# Problem:
The records below should be written out again, exactly.
### Data extract ###
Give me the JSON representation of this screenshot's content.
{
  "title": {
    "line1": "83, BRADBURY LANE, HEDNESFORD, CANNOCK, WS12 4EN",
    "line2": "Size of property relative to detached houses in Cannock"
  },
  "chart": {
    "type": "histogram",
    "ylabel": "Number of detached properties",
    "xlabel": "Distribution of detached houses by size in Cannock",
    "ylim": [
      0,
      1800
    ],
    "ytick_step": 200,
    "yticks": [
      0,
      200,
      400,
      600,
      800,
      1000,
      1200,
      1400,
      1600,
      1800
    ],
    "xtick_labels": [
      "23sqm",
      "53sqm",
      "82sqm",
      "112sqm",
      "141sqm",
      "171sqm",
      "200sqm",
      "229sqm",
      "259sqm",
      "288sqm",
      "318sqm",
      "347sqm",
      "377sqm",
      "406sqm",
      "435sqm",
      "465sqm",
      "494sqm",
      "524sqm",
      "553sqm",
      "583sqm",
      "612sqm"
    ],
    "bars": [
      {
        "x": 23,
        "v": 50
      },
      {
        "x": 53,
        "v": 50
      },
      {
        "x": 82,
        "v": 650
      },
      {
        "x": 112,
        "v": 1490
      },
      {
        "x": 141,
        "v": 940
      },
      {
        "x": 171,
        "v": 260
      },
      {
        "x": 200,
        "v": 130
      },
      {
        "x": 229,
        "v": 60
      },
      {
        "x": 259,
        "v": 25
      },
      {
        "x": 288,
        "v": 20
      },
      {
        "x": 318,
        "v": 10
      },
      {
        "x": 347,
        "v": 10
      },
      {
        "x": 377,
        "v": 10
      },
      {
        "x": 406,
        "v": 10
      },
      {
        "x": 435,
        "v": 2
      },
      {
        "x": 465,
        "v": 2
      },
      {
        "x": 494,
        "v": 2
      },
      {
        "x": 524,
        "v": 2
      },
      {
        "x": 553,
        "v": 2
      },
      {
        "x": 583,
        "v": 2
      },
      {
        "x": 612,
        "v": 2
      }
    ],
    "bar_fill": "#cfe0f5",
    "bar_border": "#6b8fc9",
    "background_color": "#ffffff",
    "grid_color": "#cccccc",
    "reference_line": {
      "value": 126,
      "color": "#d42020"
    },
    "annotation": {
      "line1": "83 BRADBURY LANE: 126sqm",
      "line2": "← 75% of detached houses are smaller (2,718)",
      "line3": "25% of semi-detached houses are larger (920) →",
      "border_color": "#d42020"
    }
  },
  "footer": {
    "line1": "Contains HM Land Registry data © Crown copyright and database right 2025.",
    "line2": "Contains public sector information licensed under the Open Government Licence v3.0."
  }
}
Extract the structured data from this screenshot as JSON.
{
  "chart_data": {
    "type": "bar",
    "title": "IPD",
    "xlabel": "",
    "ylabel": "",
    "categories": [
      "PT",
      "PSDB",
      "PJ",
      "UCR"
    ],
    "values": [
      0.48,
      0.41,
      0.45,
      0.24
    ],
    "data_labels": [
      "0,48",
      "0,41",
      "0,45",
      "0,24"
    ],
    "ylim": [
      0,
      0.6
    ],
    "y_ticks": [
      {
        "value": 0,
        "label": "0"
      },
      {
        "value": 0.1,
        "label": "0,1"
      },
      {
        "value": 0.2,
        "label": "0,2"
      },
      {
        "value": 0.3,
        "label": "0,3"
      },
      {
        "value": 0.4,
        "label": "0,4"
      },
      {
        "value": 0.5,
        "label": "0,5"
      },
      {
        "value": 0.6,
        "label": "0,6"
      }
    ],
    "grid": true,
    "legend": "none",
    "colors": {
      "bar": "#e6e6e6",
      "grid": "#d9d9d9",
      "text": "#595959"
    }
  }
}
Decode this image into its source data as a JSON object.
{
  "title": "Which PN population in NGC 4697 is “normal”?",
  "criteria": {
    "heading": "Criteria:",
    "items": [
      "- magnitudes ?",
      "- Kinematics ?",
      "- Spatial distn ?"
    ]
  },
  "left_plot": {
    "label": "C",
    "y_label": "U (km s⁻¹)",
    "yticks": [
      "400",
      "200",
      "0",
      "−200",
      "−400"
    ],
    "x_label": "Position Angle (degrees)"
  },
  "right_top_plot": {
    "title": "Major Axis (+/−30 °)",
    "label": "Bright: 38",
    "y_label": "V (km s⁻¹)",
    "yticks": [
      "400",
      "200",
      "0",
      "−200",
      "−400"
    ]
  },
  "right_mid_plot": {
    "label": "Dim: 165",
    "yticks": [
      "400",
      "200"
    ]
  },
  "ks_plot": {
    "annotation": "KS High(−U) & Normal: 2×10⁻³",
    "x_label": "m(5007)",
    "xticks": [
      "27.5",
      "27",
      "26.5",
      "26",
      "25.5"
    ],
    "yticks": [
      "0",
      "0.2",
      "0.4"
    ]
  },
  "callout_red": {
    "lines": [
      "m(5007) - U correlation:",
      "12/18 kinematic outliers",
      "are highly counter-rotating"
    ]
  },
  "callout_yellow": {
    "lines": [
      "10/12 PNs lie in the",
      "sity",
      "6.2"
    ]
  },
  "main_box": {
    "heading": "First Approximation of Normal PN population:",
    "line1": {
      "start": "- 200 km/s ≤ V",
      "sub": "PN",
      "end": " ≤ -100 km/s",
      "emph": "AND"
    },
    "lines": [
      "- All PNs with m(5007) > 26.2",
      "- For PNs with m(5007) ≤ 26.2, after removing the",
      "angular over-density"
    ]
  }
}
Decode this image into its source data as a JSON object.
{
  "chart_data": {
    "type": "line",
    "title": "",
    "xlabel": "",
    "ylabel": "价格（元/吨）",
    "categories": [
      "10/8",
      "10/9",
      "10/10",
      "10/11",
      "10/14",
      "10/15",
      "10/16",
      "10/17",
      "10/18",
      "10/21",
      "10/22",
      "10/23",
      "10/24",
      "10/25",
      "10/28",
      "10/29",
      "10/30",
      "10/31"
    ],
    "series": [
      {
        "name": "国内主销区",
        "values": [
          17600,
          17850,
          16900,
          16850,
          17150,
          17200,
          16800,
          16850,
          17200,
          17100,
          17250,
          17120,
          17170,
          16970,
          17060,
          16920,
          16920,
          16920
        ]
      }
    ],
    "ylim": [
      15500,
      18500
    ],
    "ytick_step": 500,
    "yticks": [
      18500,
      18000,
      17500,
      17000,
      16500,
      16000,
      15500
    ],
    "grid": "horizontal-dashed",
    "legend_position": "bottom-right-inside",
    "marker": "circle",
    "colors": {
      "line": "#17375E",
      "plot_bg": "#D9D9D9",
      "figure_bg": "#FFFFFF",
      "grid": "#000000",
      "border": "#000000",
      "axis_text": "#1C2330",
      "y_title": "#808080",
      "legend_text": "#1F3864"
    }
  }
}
###
# Answer to this exercise:
Give me the JSON representation of this screenshot's content.
{
  "title": {
    "line1": "83, BRADBURY LANE, HEDNESFORD, CANNOCK, WS12 4EN",
    "line2": "Size of property relative to detached houses in Cannock"
  },
  "chart": {
    "type": "histogram",
    "ylabel": "Number of detached properties",
    "xlabel": "Distribution of detached houses by size in Cannock",
    "ylim": [
      0,
      1800
    ],
    "ytick_step": 200,
    "yticks": [
      0,
      200,
      400,
      600,
      800,
      1000,
      1200,
      1400,
      1600,
      1800
    ],
    "xtick_labels": [
      "23sqm",
      "53sqm",
      "82sqm",
      "112sqm",
      "141sqm",
      "171sqm",
      "200sqm",
      "229sqm",
      "259sqm",
      "288sqm",
      "318sqm",
      "347sqm",
      "377sqm",
      "406sqm",
      "435sqm",
      "465sqm",
      "494sqm",
      "524sqm",
      "553sqm",
      "583sqm",
      "612sqm"
    ],
    "bars": [
      {
        "x": 23,
        "v": 50
      },
      {
        "x": 53,
        "v": 50
      },
      {
        "x": 82,
        "v": 650
      },
      {
        "x": 112,
        "v": 1490
      },
      {
        "x": 141,
        "v": 940
      },
      {
        "x": 171,
        "v": 260
      },
      {
        "x": 200,
        "v": 130
      },
      {
        "x": 229,
        "v": 60
      },
      {
        "x": 259,
        "v": 25
      },
      {
        "x": 288,
        "v": 20
      },
      {
        "x": 318,
        "v": 10
      },
      {
        "x": 347,
        "v": 10
      },
      {
        "x": 377,
        "v": 10
      },
      {
        "x": 406,
        "v": 10
      },
      {
        "x": 435,
        "v": 2
      },
      {
        "x": 465,
        "v": 2
      },
      {
        "x": 494,
        "v": 2
      },
      {
        "x": 524,
        "v": 2
      },
      {
        "x": 553,
        "v": 2
      },
      {
        "x": 583,
        "v": 2
      },
      {
        "x": 612,
        "v": 2
      }
    ],
    "bar_fill": "#cfe0f5",
    "bar_border": "#6b8fc9",
    "background_color": "#ffffff",
    "grid_color": "#cccccc",
    "reference_line": {
      "value": 126,
      "color": "#d42020"
    },
    "annotation": {
      "line1": "83 BRADBURY LANE: 126sqm",
      "line2": "← 75% of detached houses are smaller (2,718)",
      "line3": "25% of semi-detached houses are larger (920) →",
      "border_color": "#d42020"
    }
  },
  "footer": {
    "line1": "Contains HM Land Registry data © Crown copyright and database right 2025.",
    "line2": "Contains public sector information licensed under the Open Government Licence v3.0."
  }
}
Extract the structured data from this screenshot as JSON.
{
  "chart_data": {
    "type": "bar",
    "title": "IPD",
    "xlabel": "",
    "ylabel": "",
    "categories": [
      "PT",
      "PSDB",
      "PJ",
      "UCR"
    ],
    "values": [
      0.48,
      0.41,
      0.45,
      0.24
    ],
    "data_labels": [
      "0,48",
      "0,41",
      "0,45",
      "0,24"
    ],
    "ylim": [
      0,
      0.6
    ],
    "y_ticks": [
      {
        "value": 0,
        "label": "0"
      },
      {
        "value": 0.1,
        "label": "0,1"
      },
      {
        "value": 0.2,
        "label": "0,2"
      },
      {
        "value": 0.3,
        "label": "0,3"
      },
      {
        "value": 0.4,
        "label": "0,4"
      },
      {
        "value": 0.5,
        "label": "0,5"
      },
      {
        "value": 0.6,
        "label": "0,6"
      }
    ],
    "grid": true,
    "legend": "none",
    "colors": {
      "bar": "#e6e6e6",
      "grid": "#d9d9d9",
      "text": "#595959"
    }
  }
}
Decode this image into its source data as a JSON object.
{
  "title": "Which PN population in NGC 4697 is “normal”?",
  "criteria": {
    "heading": "Criteria:",
    "items": [
      "- magnitudes ?",
      "- Kinematics ?",
      "- Spatial distn ?"
    ]
  },
  "left_plot": {
    "label": "C",
    "y_label": "U (km s⁻¹)",
    "yticks": [
      "400",
      "200",
      "0",
      "−200",
      "−400"
    ],
    "x_label": "Position Angle (degrees)"
  },
  "right_top_plot": {
    "title": "Major Axis (+/−30 °)",
    "label": "Bright: 38",
    "y_label": "V (km s⁻¹)",
    "yticks": [
      "400",
      "200",
      "0",
      "−200",
      "−400"
    ]
  },
  "right_mid_plot": {
    "label": "Dim: 165",
    "yticks": [
      "400",
      "200"
    ]
  },
  "ks_plot": {
    "annotation": "KS High(−U) & Normal: 2×10⁻³",
    "x_label": "m(5007)",
    "xticks": [
      "27.5",
      "27",
      "26.5",
      "26",
      "25.5"
    ],
    "yticks": [
      "0",
      "0.2",
      "0.4"
    ]
  },
  "callout_red": {
    "lines": [
      "m(5007) - U correlation:",
      "12/18 kinematic outliers",
      "are highly counter-rotating"
    ]
  },
  "callout_yellow": {
    "lines": [
      "10/12 PNs lie in the",
      "sity",
      "6.2"
    ]
  },
  "main_box": {
    "heading": "First Approximation of Normal PN population:",
    "line1": {
      "start": "- 200 km/s ≤ V",
      "sub": "PN",
      "end": " ≤ -100 km/s",
      "emph": "AND"
    },
    "lines": [
      "- All PNs with m(5007) > 26.2",
      "- For PNs with m(5007) ≤ 26.2, after removing the",
      "angular over-density"
    ]
  }
}
Decode this image into its source data as a JSON object.
{
  "chart_data": {
    "type": "line",
    "title": "",
    "xlabel": "",
    "ylabel": "价格（元/吨）",
    "categories": [
      "10/8",
      "10/9",
      "10/10",
      "10/11",
      "10/14",
      "10/15",
      "10/16",
      "10/17",
      "10/18",
      "10/21",
      "10/22",
      "10/23",
      "10/24",
      "10/25",
      "10/28",
      "10/29",
      "10/30",
      "10/31"
    ],
    "series": [
      {
        "name": "国内主销区",
        "values": [
          17600,
          17850,
          16900,
          16850,
          17150,
          17200,
          16800,
          16850,
          17200,
          17100,
          17250,
          17120,
          17170,
          16970,
          17060,
          16920,
          16920,
          16920
        ]
      }
    ],
    "ylim": [
      15500,
      18500
    ],
    "ytick_step": 500,
    "yticks": [
      18500,
      18000,
      17500,
      17000,
      16500,
      16000,
      15500
    ],
    "grid": "horizontal-dashed",
    "legend_position": "bottom-right-inside",
    "marker": "circle",
    "colors": {
      "line": "#17375E",
      "plot_bg": "#D9D9D9",
      "figure_bg": "#FFFFFF",
      "grid": "#000000",
      "border": "#000000",
      "axis_text": "#1C2330",
      "y_title": "#808080",
      "legend_text": "#1F3864"
    }
  }
}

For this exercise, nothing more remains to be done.